Exercise
Count every line where "Педагоги" occurs. Give the total alone.

Rows from a dataset
● ● ● ●

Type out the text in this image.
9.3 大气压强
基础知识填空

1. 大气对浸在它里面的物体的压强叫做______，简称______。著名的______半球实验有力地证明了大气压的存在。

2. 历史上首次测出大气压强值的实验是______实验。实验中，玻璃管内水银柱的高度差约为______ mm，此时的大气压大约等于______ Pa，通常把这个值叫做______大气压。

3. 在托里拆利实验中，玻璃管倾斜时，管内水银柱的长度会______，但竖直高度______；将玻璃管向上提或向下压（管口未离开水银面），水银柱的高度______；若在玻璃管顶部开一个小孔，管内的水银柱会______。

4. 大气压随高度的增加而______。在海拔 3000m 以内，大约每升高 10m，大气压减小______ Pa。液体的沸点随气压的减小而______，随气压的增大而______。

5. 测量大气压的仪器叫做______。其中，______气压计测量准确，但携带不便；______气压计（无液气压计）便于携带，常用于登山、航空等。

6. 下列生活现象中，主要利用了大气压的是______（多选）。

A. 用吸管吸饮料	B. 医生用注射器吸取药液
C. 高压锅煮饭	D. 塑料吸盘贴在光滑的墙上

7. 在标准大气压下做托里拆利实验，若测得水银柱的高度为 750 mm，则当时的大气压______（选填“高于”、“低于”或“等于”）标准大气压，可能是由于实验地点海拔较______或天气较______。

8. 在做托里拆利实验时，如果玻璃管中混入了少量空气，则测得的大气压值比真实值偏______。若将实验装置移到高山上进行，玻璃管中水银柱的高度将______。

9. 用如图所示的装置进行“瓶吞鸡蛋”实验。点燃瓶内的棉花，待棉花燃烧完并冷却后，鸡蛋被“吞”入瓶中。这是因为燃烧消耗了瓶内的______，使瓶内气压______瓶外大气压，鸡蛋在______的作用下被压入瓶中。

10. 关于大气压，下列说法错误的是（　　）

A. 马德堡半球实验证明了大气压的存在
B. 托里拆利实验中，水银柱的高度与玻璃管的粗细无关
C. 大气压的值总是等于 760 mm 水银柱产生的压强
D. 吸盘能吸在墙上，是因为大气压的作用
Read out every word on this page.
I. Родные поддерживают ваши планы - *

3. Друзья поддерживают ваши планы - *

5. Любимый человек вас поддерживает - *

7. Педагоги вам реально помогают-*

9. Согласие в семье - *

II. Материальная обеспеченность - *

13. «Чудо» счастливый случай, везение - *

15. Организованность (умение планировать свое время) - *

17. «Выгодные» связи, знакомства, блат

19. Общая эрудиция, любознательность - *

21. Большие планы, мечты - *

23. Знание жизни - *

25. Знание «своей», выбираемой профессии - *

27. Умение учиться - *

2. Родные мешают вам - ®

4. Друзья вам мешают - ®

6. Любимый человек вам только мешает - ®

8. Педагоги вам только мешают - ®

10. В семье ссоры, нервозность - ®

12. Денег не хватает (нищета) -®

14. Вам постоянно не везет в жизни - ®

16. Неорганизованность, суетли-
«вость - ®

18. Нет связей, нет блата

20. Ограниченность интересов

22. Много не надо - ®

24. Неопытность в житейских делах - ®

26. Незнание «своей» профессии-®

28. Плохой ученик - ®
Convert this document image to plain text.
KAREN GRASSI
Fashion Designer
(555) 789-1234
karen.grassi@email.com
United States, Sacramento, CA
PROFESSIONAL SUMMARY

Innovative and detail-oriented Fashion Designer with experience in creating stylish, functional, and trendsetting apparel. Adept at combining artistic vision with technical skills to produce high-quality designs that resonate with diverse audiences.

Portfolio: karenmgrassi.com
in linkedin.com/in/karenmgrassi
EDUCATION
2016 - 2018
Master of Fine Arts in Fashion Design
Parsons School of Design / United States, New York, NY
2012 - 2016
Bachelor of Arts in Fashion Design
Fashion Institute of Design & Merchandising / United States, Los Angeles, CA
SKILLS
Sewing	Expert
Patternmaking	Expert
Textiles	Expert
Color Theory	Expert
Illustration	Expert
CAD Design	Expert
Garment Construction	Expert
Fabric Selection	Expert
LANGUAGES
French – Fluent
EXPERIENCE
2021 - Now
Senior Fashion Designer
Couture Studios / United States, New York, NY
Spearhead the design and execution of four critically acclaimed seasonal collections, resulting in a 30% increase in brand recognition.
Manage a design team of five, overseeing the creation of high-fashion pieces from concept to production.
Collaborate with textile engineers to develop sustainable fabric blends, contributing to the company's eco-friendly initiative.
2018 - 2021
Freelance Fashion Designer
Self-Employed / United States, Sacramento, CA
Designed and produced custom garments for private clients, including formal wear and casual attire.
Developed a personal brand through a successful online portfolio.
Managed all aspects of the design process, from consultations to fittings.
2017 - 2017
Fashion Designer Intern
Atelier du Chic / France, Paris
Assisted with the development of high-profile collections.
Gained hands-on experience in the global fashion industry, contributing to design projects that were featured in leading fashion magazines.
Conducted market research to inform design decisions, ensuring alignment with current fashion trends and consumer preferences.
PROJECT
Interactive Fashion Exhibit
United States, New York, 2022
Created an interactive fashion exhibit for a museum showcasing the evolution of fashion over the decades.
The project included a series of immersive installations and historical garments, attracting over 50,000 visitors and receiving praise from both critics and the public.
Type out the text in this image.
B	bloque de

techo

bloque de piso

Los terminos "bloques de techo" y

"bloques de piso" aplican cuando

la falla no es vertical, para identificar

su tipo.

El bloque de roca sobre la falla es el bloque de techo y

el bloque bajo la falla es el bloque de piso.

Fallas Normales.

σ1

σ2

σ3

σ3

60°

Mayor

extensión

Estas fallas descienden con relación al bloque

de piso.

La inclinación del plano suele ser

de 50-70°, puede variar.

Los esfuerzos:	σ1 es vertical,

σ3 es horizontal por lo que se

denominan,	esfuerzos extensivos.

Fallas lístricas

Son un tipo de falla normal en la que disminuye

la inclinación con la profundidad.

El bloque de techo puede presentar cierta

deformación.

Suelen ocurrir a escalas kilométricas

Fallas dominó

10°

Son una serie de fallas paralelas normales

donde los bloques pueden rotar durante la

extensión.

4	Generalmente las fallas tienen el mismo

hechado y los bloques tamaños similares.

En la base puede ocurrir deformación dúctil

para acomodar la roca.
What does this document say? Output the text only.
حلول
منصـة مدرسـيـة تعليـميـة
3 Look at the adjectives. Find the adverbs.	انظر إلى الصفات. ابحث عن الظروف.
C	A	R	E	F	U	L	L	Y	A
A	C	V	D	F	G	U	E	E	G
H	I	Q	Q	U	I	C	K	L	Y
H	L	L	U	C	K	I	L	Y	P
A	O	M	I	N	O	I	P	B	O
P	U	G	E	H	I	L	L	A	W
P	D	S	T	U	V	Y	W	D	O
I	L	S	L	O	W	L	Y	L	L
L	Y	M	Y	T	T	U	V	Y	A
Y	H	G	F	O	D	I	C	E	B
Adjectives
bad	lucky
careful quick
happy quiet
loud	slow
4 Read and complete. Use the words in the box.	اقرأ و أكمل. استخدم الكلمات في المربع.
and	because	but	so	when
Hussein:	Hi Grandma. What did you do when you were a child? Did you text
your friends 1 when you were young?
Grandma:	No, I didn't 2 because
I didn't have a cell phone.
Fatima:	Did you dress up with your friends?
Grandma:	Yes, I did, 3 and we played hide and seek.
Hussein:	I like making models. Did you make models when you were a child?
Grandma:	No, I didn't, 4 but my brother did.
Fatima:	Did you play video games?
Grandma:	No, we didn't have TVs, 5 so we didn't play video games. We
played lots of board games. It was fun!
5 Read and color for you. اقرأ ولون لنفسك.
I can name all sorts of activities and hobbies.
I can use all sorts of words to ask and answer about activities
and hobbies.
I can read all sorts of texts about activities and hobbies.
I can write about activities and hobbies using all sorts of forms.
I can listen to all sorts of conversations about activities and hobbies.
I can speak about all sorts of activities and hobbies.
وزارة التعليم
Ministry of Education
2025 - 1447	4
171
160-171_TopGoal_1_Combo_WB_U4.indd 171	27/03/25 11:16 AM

● ● ● ●

Task solution
2